Exercise goal: Work out the number of lines containing "JSON". Give that number alone.

Material to process:
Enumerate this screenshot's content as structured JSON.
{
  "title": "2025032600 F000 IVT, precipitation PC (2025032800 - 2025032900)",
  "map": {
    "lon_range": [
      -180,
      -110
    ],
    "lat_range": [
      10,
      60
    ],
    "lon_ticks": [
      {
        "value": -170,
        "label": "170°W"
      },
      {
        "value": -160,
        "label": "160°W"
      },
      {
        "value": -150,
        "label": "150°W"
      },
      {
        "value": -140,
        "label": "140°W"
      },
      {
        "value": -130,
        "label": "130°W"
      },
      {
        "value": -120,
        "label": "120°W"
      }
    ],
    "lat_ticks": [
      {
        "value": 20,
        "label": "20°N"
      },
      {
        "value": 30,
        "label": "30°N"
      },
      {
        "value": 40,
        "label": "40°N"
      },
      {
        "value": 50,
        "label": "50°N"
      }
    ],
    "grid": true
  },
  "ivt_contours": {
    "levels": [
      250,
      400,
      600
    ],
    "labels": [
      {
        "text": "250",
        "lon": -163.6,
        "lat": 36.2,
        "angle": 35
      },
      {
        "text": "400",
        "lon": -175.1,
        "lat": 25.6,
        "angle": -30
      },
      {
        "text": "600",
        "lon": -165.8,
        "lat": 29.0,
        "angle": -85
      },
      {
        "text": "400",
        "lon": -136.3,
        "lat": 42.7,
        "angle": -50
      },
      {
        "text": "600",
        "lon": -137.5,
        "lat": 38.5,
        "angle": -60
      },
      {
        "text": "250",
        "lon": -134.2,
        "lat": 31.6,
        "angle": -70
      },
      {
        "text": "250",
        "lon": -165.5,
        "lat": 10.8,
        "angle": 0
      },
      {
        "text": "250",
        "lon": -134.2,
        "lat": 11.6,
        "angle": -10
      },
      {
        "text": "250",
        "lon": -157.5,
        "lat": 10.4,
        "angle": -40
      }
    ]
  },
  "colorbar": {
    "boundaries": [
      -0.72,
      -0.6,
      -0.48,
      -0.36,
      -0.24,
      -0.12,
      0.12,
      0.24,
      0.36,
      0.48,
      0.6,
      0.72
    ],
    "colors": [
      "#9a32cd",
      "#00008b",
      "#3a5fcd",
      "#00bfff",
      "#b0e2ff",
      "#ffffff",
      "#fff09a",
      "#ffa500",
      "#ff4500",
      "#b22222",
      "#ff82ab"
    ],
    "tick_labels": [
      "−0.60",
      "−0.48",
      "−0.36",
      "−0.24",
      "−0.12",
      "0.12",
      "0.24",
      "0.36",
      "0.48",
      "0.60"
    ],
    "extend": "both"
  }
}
...
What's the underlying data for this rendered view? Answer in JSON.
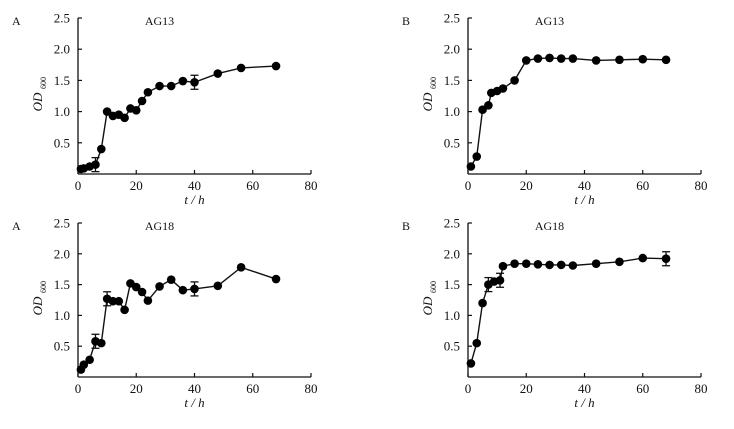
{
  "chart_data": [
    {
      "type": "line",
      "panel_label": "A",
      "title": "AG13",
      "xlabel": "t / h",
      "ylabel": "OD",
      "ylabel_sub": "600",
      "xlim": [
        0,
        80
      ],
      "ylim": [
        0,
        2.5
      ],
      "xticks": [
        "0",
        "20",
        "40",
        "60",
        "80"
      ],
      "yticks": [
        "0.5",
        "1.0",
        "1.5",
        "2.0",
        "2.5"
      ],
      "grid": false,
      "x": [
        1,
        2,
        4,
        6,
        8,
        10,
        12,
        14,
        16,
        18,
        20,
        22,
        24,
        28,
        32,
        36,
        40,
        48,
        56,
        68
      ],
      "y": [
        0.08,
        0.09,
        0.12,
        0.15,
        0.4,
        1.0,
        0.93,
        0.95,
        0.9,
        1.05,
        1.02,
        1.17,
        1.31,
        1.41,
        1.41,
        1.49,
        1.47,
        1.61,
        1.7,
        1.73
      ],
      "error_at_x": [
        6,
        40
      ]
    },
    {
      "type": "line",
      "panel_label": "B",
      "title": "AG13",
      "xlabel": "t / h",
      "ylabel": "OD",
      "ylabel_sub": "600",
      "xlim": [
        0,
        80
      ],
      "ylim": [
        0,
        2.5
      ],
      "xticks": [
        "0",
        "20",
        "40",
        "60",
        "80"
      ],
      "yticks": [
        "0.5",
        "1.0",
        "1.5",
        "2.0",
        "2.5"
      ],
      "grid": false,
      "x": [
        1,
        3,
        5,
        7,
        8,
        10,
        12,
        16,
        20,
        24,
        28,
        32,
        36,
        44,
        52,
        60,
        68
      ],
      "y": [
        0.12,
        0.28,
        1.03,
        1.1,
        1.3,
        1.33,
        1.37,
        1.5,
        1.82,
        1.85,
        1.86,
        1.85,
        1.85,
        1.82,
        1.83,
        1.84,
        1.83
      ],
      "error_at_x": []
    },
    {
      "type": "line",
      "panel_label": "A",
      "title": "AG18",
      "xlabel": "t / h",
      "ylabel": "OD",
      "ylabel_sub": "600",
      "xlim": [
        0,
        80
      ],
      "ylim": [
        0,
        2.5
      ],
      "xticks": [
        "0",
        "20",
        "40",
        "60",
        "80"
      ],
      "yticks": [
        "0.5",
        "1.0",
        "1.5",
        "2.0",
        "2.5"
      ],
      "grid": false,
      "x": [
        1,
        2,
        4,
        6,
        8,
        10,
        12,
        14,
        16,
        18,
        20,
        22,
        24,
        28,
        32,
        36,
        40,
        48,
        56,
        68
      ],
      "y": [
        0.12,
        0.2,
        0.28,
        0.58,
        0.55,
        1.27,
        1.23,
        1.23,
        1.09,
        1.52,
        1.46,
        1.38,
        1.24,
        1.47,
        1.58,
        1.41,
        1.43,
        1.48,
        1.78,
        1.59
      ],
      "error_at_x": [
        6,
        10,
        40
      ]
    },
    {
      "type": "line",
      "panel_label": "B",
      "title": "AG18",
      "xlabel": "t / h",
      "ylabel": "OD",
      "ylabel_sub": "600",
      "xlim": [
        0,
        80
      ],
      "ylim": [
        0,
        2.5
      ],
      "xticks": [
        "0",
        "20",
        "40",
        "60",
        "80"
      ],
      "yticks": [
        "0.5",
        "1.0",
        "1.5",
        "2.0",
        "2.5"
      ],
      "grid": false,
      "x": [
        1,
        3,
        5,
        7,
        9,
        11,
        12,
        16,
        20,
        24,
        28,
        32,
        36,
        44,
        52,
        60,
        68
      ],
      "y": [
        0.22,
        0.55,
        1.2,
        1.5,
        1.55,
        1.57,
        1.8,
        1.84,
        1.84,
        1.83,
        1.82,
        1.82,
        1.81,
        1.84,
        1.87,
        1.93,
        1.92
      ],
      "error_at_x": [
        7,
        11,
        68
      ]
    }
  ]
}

Written solution: 2